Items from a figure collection
## Start

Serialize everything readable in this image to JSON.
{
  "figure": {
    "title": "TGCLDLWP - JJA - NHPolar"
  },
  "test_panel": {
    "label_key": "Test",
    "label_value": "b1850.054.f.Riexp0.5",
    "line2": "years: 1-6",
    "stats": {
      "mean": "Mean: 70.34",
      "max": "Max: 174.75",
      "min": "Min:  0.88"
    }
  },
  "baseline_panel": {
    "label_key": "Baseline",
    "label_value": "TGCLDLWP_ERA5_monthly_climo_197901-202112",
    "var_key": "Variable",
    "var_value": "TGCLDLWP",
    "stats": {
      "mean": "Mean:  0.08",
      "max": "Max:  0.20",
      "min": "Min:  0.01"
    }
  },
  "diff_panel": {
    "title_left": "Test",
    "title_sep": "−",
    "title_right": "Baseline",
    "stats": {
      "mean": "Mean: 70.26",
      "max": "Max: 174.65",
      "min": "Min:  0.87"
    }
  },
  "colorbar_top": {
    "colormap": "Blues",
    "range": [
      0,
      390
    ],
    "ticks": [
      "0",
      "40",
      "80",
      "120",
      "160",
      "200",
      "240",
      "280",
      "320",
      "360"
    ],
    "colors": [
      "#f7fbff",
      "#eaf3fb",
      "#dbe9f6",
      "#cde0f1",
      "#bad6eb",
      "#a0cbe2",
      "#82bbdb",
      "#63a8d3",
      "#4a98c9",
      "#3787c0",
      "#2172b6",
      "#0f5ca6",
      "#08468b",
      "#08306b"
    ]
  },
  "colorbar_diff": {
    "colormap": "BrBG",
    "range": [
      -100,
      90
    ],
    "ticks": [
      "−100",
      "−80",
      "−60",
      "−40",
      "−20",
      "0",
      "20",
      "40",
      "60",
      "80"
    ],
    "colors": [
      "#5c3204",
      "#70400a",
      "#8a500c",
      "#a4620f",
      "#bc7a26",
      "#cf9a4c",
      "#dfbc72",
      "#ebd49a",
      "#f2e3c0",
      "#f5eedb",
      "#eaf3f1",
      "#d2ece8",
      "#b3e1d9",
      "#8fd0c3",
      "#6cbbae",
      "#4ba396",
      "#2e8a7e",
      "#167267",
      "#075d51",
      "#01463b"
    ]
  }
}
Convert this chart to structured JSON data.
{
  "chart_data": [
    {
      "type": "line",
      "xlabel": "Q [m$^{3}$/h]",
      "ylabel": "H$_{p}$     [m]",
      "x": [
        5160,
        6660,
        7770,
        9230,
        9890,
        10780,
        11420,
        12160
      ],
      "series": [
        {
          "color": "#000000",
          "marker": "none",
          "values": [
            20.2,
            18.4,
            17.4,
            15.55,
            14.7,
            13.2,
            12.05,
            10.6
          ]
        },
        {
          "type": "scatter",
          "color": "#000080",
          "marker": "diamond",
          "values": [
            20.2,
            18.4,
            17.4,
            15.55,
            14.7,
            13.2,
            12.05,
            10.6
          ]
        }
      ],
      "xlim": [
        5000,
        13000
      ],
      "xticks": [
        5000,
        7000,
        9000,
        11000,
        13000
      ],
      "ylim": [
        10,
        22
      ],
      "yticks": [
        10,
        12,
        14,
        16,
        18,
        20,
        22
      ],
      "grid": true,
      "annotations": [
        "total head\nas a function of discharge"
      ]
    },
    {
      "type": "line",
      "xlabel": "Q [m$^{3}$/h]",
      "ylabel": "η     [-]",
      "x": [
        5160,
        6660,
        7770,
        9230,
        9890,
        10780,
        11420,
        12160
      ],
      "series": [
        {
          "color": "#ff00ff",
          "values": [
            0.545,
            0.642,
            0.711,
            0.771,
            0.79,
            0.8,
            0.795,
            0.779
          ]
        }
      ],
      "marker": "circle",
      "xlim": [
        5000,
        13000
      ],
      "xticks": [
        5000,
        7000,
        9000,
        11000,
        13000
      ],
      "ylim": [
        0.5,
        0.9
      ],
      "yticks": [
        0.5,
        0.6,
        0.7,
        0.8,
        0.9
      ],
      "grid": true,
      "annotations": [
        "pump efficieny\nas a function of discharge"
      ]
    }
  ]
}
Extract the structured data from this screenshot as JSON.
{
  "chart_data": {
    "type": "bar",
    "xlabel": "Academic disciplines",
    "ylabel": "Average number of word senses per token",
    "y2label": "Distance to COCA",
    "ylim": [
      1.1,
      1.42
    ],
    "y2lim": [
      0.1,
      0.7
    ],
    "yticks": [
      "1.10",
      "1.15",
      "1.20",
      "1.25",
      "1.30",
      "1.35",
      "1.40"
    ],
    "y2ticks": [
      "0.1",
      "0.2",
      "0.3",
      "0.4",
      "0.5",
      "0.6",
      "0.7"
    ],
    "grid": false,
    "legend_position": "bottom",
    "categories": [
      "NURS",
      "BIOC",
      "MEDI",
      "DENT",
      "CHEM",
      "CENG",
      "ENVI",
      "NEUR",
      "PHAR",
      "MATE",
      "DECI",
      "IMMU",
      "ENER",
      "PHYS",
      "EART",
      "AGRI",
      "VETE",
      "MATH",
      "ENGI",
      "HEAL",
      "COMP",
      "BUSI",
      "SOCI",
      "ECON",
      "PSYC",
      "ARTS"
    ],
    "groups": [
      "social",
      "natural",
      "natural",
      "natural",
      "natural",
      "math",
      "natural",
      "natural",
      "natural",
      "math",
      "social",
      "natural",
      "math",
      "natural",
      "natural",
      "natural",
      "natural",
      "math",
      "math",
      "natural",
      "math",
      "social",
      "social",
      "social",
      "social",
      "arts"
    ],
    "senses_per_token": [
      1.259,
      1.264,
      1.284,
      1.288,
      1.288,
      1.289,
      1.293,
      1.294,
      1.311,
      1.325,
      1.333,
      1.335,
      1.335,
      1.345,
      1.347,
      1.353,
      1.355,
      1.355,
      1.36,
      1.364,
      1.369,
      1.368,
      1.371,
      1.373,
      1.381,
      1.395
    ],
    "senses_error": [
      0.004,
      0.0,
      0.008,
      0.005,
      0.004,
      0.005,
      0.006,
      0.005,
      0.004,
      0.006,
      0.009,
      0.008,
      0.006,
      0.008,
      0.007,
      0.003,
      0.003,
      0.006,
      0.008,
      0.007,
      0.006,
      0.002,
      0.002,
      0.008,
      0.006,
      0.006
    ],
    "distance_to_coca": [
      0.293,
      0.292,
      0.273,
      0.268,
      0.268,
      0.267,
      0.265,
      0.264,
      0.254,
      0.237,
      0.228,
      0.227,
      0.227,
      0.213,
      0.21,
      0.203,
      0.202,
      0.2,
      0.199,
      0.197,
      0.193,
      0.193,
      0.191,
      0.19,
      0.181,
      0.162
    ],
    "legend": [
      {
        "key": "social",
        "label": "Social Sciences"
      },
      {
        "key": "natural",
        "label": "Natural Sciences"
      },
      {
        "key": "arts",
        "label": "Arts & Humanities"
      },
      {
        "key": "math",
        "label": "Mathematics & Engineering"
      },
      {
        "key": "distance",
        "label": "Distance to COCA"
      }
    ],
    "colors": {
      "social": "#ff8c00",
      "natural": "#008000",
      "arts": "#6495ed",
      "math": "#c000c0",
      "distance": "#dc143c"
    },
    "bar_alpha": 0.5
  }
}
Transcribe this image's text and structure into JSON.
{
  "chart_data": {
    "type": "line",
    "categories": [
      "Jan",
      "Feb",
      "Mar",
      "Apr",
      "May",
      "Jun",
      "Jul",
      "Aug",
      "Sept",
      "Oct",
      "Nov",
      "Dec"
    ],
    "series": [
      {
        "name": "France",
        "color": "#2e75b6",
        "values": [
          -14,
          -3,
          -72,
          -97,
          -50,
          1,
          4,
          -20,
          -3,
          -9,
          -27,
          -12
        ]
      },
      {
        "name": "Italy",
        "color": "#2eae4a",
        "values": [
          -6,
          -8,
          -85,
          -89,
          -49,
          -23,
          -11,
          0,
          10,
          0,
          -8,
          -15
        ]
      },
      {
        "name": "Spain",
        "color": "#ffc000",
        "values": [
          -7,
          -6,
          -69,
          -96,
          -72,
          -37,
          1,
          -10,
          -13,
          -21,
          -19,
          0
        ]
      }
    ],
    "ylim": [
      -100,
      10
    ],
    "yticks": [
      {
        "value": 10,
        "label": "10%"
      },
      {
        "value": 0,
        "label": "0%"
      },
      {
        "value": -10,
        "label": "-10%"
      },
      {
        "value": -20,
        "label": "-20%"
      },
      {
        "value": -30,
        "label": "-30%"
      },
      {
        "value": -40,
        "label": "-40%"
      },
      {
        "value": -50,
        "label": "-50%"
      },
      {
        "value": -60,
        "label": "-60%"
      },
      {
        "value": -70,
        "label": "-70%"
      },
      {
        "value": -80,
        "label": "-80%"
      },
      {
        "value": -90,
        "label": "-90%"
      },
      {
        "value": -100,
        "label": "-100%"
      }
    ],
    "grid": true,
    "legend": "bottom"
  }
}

## End

> Task to carry out:
Copy every line of the listing where the word "function" appears.

> Task answer:
        "total head\nas a function of discharge"
        "pump efficieny\nas a function of discharge"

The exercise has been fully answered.